REQUIRED TASK:
Examine the material below. Gather every line in which the string "Lombok" appears.
[Begin RECORDS PROVIDED]
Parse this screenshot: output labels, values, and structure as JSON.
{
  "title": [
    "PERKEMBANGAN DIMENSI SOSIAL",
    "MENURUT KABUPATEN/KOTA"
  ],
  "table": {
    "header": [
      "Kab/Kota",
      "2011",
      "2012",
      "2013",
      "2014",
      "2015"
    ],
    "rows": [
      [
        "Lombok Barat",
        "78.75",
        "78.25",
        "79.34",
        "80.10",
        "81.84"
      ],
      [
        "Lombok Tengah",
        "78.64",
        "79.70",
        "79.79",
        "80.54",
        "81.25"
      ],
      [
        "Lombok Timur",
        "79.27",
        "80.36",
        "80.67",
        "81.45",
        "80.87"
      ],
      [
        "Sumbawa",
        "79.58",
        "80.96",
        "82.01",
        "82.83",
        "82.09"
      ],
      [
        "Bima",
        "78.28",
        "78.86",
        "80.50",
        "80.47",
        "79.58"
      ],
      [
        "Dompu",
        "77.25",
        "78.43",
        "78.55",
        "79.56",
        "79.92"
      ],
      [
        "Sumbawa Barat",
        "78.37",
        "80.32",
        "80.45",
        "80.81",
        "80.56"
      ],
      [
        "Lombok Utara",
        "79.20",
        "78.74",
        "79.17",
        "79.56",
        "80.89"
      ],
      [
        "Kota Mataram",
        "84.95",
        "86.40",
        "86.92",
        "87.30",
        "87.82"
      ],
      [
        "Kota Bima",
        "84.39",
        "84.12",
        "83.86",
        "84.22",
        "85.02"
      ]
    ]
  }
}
[End RECORDS PROVIDED]
FULL SOLUTION:
        "Lombok Barat",
        "Lombok Tengah",
        "Lombok Timur",
        "Lombok Utara",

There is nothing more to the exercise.